Records from a dataset:
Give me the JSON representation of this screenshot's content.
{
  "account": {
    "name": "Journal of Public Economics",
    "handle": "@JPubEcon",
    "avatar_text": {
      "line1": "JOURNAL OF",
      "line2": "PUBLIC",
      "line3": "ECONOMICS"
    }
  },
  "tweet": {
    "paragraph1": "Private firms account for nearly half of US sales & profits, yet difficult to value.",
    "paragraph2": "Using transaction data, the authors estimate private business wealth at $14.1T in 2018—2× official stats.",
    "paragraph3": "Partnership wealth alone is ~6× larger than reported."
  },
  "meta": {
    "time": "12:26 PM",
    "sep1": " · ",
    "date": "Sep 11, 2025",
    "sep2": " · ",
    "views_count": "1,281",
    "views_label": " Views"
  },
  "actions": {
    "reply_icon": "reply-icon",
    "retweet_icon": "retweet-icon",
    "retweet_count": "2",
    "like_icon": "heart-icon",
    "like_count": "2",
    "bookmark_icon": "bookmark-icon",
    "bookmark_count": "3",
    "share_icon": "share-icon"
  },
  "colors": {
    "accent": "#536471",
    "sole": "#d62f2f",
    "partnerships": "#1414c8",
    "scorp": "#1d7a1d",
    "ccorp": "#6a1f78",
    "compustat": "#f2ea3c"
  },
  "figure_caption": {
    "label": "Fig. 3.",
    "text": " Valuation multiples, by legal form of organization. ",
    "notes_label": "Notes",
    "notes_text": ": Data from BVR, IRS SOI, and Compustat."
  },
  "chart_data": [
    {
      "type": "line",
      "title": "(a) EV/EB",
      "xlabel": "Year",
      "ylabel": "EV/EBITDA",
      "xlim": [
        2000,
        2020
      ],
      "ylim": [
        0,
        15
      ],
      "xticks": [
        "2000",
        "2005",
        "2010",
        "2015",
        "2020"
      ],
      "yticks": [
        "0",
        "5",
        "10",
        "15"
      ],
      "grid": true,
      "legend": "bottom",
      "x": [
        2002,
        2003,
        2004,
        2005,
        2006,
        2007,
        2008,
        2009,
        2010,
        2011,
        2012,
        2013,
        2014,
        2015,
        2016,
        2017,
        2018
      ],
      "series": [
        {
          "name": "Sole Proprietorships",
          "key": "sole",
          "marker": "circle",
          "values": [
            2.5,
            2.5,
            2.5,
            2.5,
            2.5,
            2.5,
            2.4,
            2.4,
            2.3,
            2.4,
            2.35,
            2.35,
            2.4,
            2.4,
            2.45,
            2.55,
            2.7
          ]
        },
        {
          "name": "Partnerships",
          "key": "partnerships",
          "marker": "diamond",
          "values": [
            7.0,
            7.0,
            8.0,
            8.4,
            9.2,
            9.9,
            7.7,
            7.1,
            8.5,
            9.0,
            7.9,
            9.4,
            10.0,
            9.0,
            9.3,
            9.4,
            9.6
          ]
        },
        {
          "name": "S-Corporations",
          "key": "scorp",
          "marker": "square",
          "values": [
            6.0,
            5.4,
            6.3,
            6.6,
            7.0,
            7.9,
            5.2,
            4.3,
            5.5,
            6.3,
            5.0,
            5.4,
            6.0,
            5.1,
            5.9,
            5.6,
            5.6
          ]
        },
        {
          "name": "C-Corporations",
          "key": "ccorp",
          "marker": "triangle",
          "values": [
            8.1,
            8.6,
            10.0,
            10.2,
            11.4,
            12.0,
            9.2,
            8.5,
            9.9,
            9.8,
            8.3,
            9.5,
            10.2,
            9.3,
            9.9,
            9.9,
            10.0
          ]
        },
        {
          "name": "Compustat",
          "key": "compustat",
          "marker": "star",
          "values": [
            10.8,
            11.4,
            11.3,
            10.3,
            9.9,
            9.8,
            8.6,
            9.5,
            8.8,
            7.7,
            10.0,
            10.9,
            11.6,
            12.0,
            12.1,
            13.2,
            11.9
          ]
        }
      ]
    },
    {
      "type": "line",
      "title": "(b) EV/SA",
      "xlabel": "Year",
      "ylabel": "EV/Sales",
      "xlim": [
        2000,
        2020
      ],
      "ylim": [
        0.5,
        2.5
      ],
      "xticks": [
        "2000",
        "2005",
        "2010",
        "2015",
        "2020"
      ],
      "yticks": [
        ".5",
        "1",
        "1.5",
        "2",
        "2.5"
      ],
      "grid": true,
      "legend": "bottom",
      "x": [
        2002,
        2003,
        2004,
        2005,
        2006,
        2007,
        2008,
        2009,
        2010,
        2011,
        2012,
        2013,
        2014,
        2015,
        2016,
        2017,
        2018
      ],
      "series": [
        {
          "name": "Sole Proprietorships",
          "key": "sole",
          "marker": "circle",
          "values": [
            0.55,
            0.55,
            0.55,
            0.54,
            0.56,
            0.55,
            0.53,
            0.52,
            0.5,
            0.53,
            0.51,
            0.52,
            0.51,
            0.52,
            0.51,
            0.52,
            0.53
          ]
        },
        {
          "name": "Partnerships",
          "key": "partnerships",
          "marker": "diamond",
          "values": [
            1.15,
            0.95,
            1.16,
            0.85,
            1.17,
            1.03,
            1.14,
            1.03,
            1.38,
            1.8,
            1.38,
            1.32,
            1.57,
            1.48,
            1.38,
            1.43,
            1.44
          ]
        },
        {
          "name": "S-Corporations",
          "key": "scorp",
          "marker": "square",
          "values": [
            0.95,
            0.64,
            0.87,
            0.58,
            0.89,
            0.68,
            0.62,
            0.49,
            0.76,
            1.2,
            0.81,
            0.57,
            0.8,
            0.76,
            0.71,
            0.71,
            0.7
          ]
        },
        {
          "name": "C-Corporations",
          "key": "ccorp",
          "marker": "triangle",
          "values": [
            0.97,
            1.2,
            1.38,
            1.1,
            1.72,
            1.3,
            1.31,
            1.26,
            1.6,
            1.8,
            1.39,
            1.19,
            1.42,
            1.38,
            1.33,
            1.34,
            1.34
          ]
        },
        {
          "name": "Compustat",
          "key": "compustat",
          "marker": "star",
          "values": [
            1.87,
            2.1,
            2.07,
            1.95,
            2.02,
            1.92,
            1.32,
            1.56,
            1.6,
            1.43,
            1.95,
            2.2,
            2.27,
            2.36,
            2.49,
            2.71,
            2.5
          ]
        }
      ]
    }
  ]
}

■ **GIVEN TASK**
Produce a verbatim transcription of the entries above.

■ **SOLUTION FOR THIS EXERCISE**
Give me the JSON representation of this screenshot's content.
{
  "account": {
    "name": "Journal of Public Economics",
    "handle": "@JPubEcon",
    "avatar_text": {
      "line1": "JOURNAL OF",
      "line2": "PUBLIC",
      "line3": "ECONOMICS"
    }
  },
  "tweet": {
    "paragraph1": "Private firms account for nearly half of US sales & profits, yet difficult to value.",
    "paragraph2": "Using transaction data, the authors estimate private business wealth at $14.1T in 2018—2× official stats.",
    "paragraph3": "Partnership wealth alone is ~6× larger than reported."
  },
  "meta": {
    "time": "12:26 PM",
    "sep1": " · ",
    "date": "Sep 11, 2025",
    "sep2": " · ",
    "views_count": "1,281",
    "views_label": " Views"
  },
  "actions": {
    "reply_icon": "reply-icon",
    "retweet_icon": "retweet-icon",
    "retweet_count": "2",
    "like_icon": "heart-icon",
    "like_count": "2",
    "bookmark_icon": "bookmark-icon",
    "bookmark_count": "3",
    "share_icon": "share-icon"
  },
  "colors": {
    "accent": "#536471",
    "sole": "#d62f2f",
    "partnerships": "#1414c8",
    "scorp": "#1d7a1d",
    "ccorp": "#6a1f78",
    "compustat": "#f2ea3c"
  },
  "figure_caption": {
    "label": "Fig. 3.",
    "text": " Valuation multiples, by legal form of organization. ",
    "notes_label": "Notes",
    "notes_text": ": Data from BVR, IRS SOI, and Compustat."
  },
  "chart_data": [
    {
      "type": "line",
      "title": "(a) EV/EB",
      "xlabel": "Year",
      "ylabel": "EV/EBITDA",
      "xlim": [
        2000,
        2020
      ],
      "ylim": [
        0,
        15
      ],
      "xticks": [
        "2000",
        "2005",
        "2010",
        "2015",
        "2020"
      ],
      "yticks": [
        "0",
        "5",
        "10",
        "15"
      ],
      "grid": true,
      "legend": "bottom",
      "x": [
        2002,
        2003,
        2004,
        2005,
        2006,
        2007,
        2008,
        2009,
        2010,
        2011,
        2012,
        2013,
        2014,
        2015,
        2016,
        2017,
        2018
      ],
      "series": [
        {
          "name": "Sole Proprietorships",
          "key": "sole",
          "marker": "circle",
          "values": [
            2.5,
            2.5,
            2.5,
            2.5,
            2.5,
            2.5,
            2.4,
            2.4,
            2.3,
            2.4,
            2.35,
            2.35,
            2.4,
            2.4,
            2.45,
            2.55,
            2.7
          ]
        },
        {
          "name": "Partnerships",
          "key": "partnerships",
          "marker": "diamond",
          "values": [
            7.0,
            7.0,
            8.0,
            8.4,
            9.2,
            9.9,
            7.7,
            7.1,
            8.5,
            9.0,
            7.9,
            9.4,
            10.0,
            9.0,
            9.3,
            9.4,
            9.6
          ]
        },
        {
          "name": "S-Corporations",
          "key": "scorp",
          "marker": "square",
          "values": [
            6.0,
            5.4,
            6.3,
            6.6,
            7.0,
            7.9,
            5.2,
            4.3,
            5.5,
            6.3,
            5.0,
            5.4,
            6.0,
            5.1,
            5.9,
            5.6,
            5.6
          ]
        },
        {
          "name": "C-Corporations",
          "key": "ccorp",
          "marker": "triangle",
          "values": [
            8.1,
            8.6,
            10.0,
            10.2,
            11.4,
            12.0,
            9.2,
            8.5,
            9.9,
            9.8,
            8.3,
            9.5,
            10.2,
            9.3,
            9.9,
            9.9,
            10.0
          ]
        },
        {
          "name": "Compustat",
          "key": "compustat",
          "marker": "star",
          "values": [
            10.8,
            11.4,
            11.3,
            10.3,
            9.9,
            9.8,
            8.6,
            9.5,
            8.8,
            7.7,
            10.0,
            10.9,
            11.6,
            12.0,
            12.1,
            13.2,
            11.9
          ]
        }
      ]
    },
    {
      "type": "line",
      "title": "(b) EV/SA",
      "xlabel": "Year",
      "ylabel": "EV/Sales",
      "xlim": [
        2000,
        2020
      ],
      "ylim": [
        0.5,
        2.5
      ],
      "xticks": [
        "2000",
        "2005",
        "2010",
        "2015",
        "2020"
      ],
      "yticks": [
        ".5",
        "1",
        "1.5",
        "2",
        "2.5"
      ],
      "grid": true,
      "legend": "bottom",
      "x": [
        2002,
        2003,
        2004,
        2005,
        2006,
        2007,
        2008,
        2009,
        2010,
        2011,
        2012,
        2013,
        2014,
        2015,
        2016,
        2017,
        2018
      ],
      "series": [
        {
          "name": "Sole Proprietorships",
          "key": "sole",
          "marker": "circle",
          "values": [
            0.55,
            0.55,
            0.55,
            0.54,
            0.56,
            0.55,
            0.53,
            0.52,
            0.5,
            0.53,
            0.51,
            0.52,
            0.51,
            0.52,
            0.51,
            0.52,
            0.53
          ]
        },
        {
          "name": "Partnerships",
          "key": "partnerships",
          "marker": "diamond",
          "values": [
            1.15,
            0.95,
            1.16,
            0.85,
            1.17,
            1.03,
            1.14,
            1.03,
            1.38,
            1.8,
            1.38,
            1.32,
            1.57,
            1.48,
            1.38,
            1.43,
            1.44
          ]
        },
        {
          "name": "S-Corporations",
          "key": "scorp",
          "marker": "square",
          "values": [
            0.95,
            0.64,
            0.87,
            0.58,
            0.89,
            0.68,
            0.62,
            0.49,
            0.76,
            1.2,
            0.81,
            0.57,
            0.8,
            0.76,
            0.71,
            0.71,
            0.7
          ]
        },
        {
          "name": "C-Corporations",
          "key": "ccorp",
          "marker": "triangle",
          "values": [
            0.97,
            1.2,
            1.38,
            1.1,
            1.72,
            1.3,
            1.31,
            1.26,
            1.6,
            1.8,
            1.39,
            1.19,
            1.42,
            1.38,
            1.33,
            1.34,
            1.34
          ]
        },
        {
          "name": "Compustat",
          "key": "compustat",
          "marker": "star",
          "values": [
            1.87,
            2.1,
            2.07,
            1.95,
            2.02,
            1.92,
            1.32,
            1.56,
            1.6,
            1.43,
            1.95,
            2.2,
            2.27,
            2.36,
            2.49,
            2.71,
            2.5
          ]
        }
      ]
    }
  ]
}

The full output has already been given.